## Task statement:
Omit every picture and write out the rest of the records exactly.

□ □ □ □

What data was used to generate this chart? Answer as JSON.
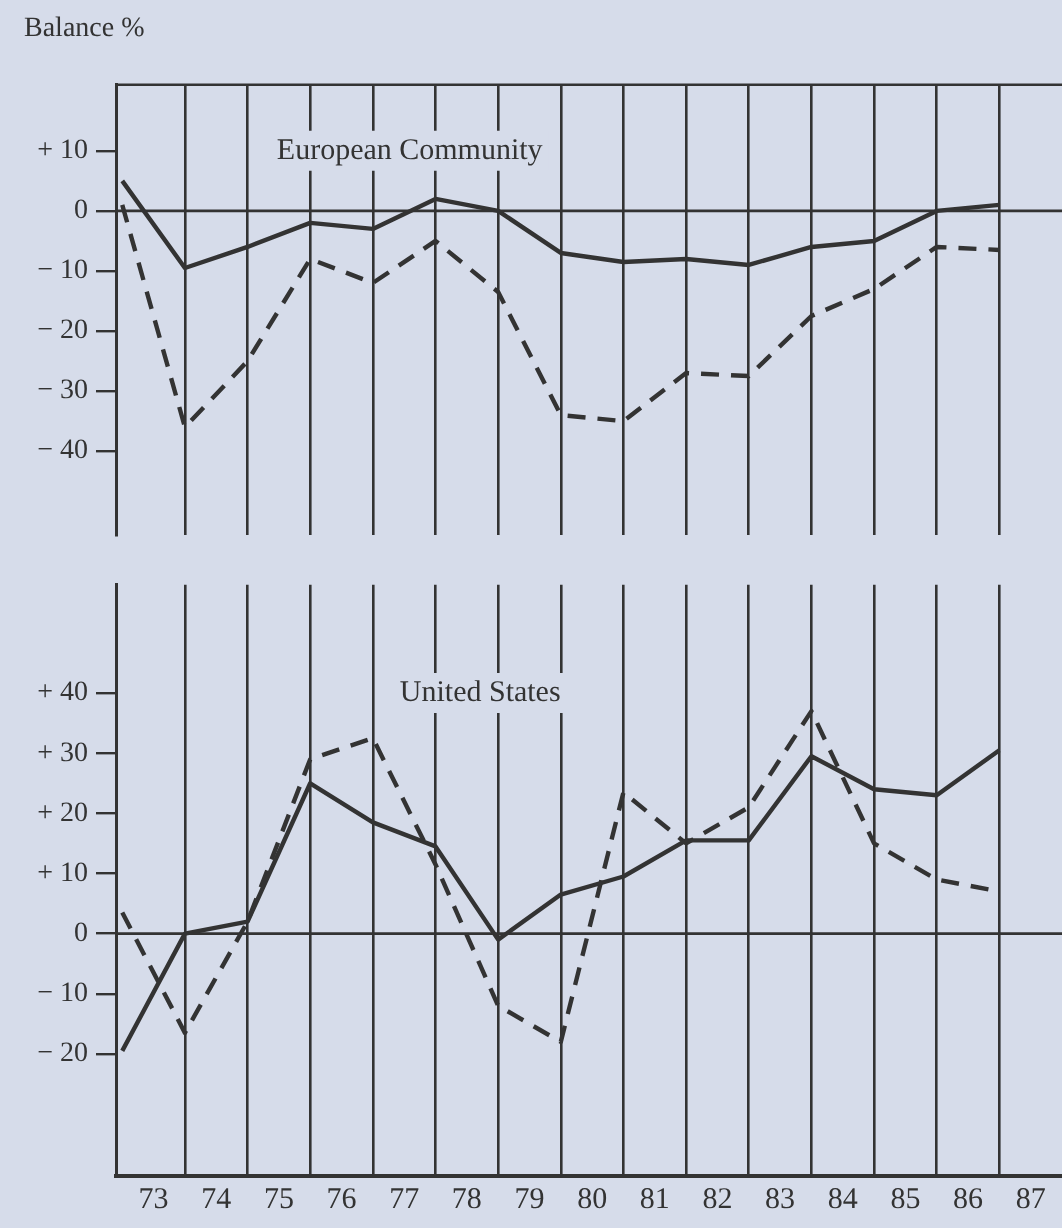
{
  "chart_data": [
    {
      "type": "line",
      "ylabel": "Balance %",
      "annotations": [
        "European Community"
      ],
      "x": [
        73,
        74,
        75,
        76,
        77,
        78,
        79,
        80,
        81,
        82,
        83,
        84,
        85,
        86,
        87
      ],
      "series": [
        {
          "color": "#333333",
          "line_style": "solid",
          "values": [
            5,
            -9.5,
            -6,
            -2,
            -3,
            2,
            0,
            -7,
            -8.5,
            -8,
            -9,
            -6,
            -5,
            0,
            1
          ]
        },
        {
          "color": "#333333",
          "line_style": "dashed",
          "values": [
            1,
            -36,
            -25,
            -8,
            -12,
            -5,
            -13.5,
            -34,
            -35,
            -27,
            -27.5,
            -17.5,
            -13,
            -6,
            -6.5
          ]
        }
      ],
      "xlim": [
        72.9,
        88
      ],
      "xticks": [
        {
          "value": 74,
          "label": null
        },
        {
          "value": 75,
          "label": null
        },
        {
          "value": 76,
          "label": null
        },
        {
          "value": 77,
          "label": null
        },
        {
          "value": 78,
          "label": null
        },
        {
          "value": 79,
          "label": null
        },
        {
          "value": 80,
          "label": null
        },
        {
          "value": 81,
          "label": null
        },
        {
          "value": 82,
          "label": null
        },
        {
          "value": 83,
          "label": null
        },
        {
          "value": 84,
          "label": null
        },
        {
          "value": 85,
          "label": null
        },
        {
          "value": 86,
          "label": null
        },
        {
          "value": 87,
          "label": null
        }
      ],
      "ylim": [
        -54,
        21
      ],
      "yticks": [
        {
          "value": 10,
          "label": "+ 10"
        },
        0,
        {
          "value": -10,
          "label": "− 10"
        },
        {
          "value": -20,
          "label": "− 20"
        },
        {
          "value": -30,
          "label": "− 30"
        },
        {
          "value": -40,
          "label": "− 40"
        }
      ],
      "ref_lines": [
        {
          "axis": "y",
          "value": 0
        }
      ],
      "grid": "x",
      "marker": "none",
      "legend": false,
      "tick_labels": "y"
    },
    {
      "type": "line",
      "annotations": [
        "United States"
      ],
      "x": [
        73,
        74,
        75,
        76,
        77,
        78,
        79,
        80,
        81,
        82,
        83,
        84,
        85,
        86,
        87
      ],
      "series": [
        {
          "color": "#333333",
          "line_style": "solid",
          "values": [
            -19.5,
            0,
            2,
            25,
            18.5,
            14.5,
            -1,
            6.5,
            9.5,
            15.5,
            15.5,
            29.5,
            24,
            23,
            30.5
          ]
        },
        {
          "color": "#333333",
          "line_style": "dashed",
          "values": [
            3.5,
            -16.5,
            2,
            29,
            32.5,
            11.5,
            -12,
            -18,
            23.5,
            15,
            21,
            37,
            15,
            9,
            7
          ]
        }
      ],
      "xlim": [
        72.9,
        88
      ],
      "xticks": [
        {
          "value": 74,
          "label": null
        },
        {
          "value": 75,
          "label": null
        },
        {
          "value": 76,
          "label": null
        },
        {
          "value": 77,
          "label": null
        },
        {
          "value": 78,
          "label": null
        },
        {
          "value": 79,
          "label": null
        },
        {
          "value": 80,
          "label": null
        },
        {
          "value": 81,
          "label": null
        },
        {
          "value": 82,
          "label": null
        },
        {
          "value": 83,
          "label": null
        },
        {
          "value": 84,
          "label": null
        },
        {
          "value": 85,
          "label": null
        },
        {
          "value": 86,
          "label": null
        },
        {
          "value": 87,
          "label": null
        },
        {
          "value": 73.5,
          "label": "73"
        },
        {
          "value": 74.5,
          "label": "74"
        },
        {
          "value": 75.5,
          "label": "75"
        },
        {
          "value": 76.5,
          "label": "76"
        },
        {
          "value": 77.5,
          "label": "77"
        },
        {
          "value": 78.5,
          "label": "78"
        },
        {
          "value": 79.5,
          "label": "79"
        },
        {
          "value": 80.5,
          "label": "80"
        },
        {
          "value": 81.5,
          "label": "81"
        },
        {
          "value": 82.5,
          "label": "82"
        },
        {
          "value": 83.5,
          "label": "83"
        },
        {
          "value": 84.5,
          "label": "84"
        },
        {
          "value": 85.5,
          "label": "85"
        },
        {
          "value": 86.5,
          "label": "86"
        },
        {
          "value": 87.5,
          "label": "87"
        }
      ],
      "ylim": [
        -40.3,
        58
      ],
      "yticks": [
        {
          "value": 40,
          "label": "+ 40"
        },
        {
          "value": 30,
          "label": "+ 30"
        },
        {
          "value": 20,
          "label": "+ 20"
        },
        {
          "value": 10,
          "label": "+ 10"
        },
        0,
        {
          "value": -10,
          "label": "− 10"
        },
        {
          "value": -20,
          "label": "− 20"
        }
      ],
      "ref_lines": [
        {
          "axis": "y",
          "value": 0
        }
      ],
      "grid": "x",
      "marker": "none",
      "legend": false
    }
  ]
}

□ □ □ □

## Expected output:
What data was used to generate this chart? Answer as JSON.
{
  "chart_data": [
    {
      "type": "line",
      "ylabel": "Balance %",
      "annotations": [
        "European Community"
      ],
      "x": [
        73,
        74,
        75,
        76,
        77,
        78,
        79,
        80,
        81,
        82,
        83,
        84,
        85,
        86,
        87
      ],
      "series": [
        {
          "color": "#333333",
          "line_style": "solid",
          "values": [
            5,
            -9.5,
            -6,
            -2,
            -3,
            2,
            0,
            -7,
            -8.5,
            -8,
            -9,
            -6,
            -5,
            0,
            1
          ]
        },
        {
          "color": "#333333",
          "line_style": "dashed",
          "values": [
            1,
            -36,
            -25,
            -8,
            -12,
            -5,
            -13.5,
            -34,
            -35,
            -27,
            -27.5,
            -17.5,
            -13,
            -6,
            -6.5
          ]
        }
      ],
      "xlim": [
        72.9,
        88
      ],
      "xticks": [
        {
          "value": 74,
          "label": null
        },
        {
          "value": 75,
          "label": null
        },
        {
          "value": 76,
          "label": null
        },
        {
          "value": 77,
          "label": null
        },
        {
          "value": 78,
          "label": null
        },
        {
          "value": 79,
          "label": null
        },
        {
          "value": 80,
          "label": null
        },
        {
          "value": 81,
          "label": null
        },
        {
          "value": 82,
          "label": null
        },
        {
          "value": 83,
          "label": null
        },
        {
          "value": 84,
          "label": null
        },
        {
          "value": 85,
          "label": null
        },
        {
          "value": 86,
          "label": null
        },
        {
          "value": 87,
          "label": null
        }
      ],
      "ylim": [
        -54,
        21
      ],
      "yticks": [
        {
          "value": 10,
          "label": "+ 10"
        },
        0,
        {
          "value": -10,
          "label": "− 10"
        },
        {
          "value": -20,
          "label": "− 20"
        },
        {
          "value": -30,
          "label": "− 30"
        },
        {
          "value": -40,
          "label": "− 40"
        }
      ],
      "ref_lines": [
        {
          "axis": "y",
          "value": 0
        }
      ],
      "grid": "x",
      "marker": "none",
      "legend": false,
      "tick_labels": "y"
    },
    {
      "type": "line",
      "annotations": [
        "United States"
      ],
      "x": [
        73,
        74,
        75,
        76,
        77,
        78,
        79,
        80,
        81,
        82,
        83,
        84,
        85,
        86,
        87
      ],
      "series": [
        {
          "color": "#333333",
          "line_style": "solid",
          "values": [
            -19.5,
            0,
            2,
            25,
            18.5,
            14.5,
            -1,
            6.5,
            9.5,
            15.5,
            15.5,
            29.5,
            24,
            23,
            30.5
          ]
        },
        {
          "color": "#333333",
          "line_style": "dashed",
          "values": [
            3.5,
            -16.5,
            2,
            29,
            32.5,
            11.5,
            -12,
            -18,
            23.5,
            15,
            21,
            37,
            15,
            9,
            7
          ]
        }
      ],
      "xlim": [
        72.9,
        88
      ],
      "xticks": [
        {
          "value": 74,
          "label": null
        },
        {
          "value": 75,
          "label": null
        },
        {
          "value": 76,
          "label": null
        },
        {
          "value": 77,
          "label": null
        },
        {
          "value": 78,
          "label": null
        },
        {
          "value": 79,
          "label": null
        },
        {
          "value": 80,
          "label": null
        },
        {
          "value": 81,
          "label": null
        },
        {
          "value": 82,
          "label": null
        },
        {
          "value": 83,
          "label": null
        },
        {
          "value": 84,
          "label": null
        },
        {
          "value": 85,
          "label": null
        },
        {
          "value": 86,
          "label": null
        },
        {
          "value": 87,
          "label": null
        },
        {
          "value": 73.5,
          "label": "73"
        },
        {
          "value": 74.5,
          "label": "74"
        },
        {
          "value": 75.5,
          "label": "75"
        },
        {
          "value": 76.5,
          "label": "76"
        },
        {
          "value": 77.5,
          "label": "77"
        },
        {
          "value": 78.5,
          "label": "78"
        },
        {
          "value": 79.5,
          "label": "79"
        },
        {
          "value": 80.5,
          "label": "80"
        },
        {
          "value": 81.5,
          "label": "81"
        },
        {
          "value": 82.5,
          "label": "82"
        },
        {
          "value": 83.5,
          "label": "83"
        },
        {
          "value": 84.5,
          "label": "84"
        },
        {
          "value": 85.5,
          "label": "85"
        },
        {
          "value": 86.5,
          "label": "86"
        },
        {
          "value": 87.5,
          "label": "87"
        }
      ],
      "ylim": [
        -40.3,
        58
      ],
      "yticks": [
        {
          "value": 40,
          "label": "+ 40"
        },
        {
          "value": 30,
          "label": "+ 30"
        },
        {
          "value": 20,
          "label": "+ 20"
        },
        {
          "value": 10,
          "label": "+ 10"
        },
        0,
        {
          "value": -10,
          "label": "− 10"
        },
        {
          "value": -20,
          "label": "− 20"
        }
      ],
      "ref_lines": [
        {
          "axis": "y",
          "value": 0
        }
      ],
      "grid": "x",
      "marker": "none",
      "legend": false
    }
  ]
}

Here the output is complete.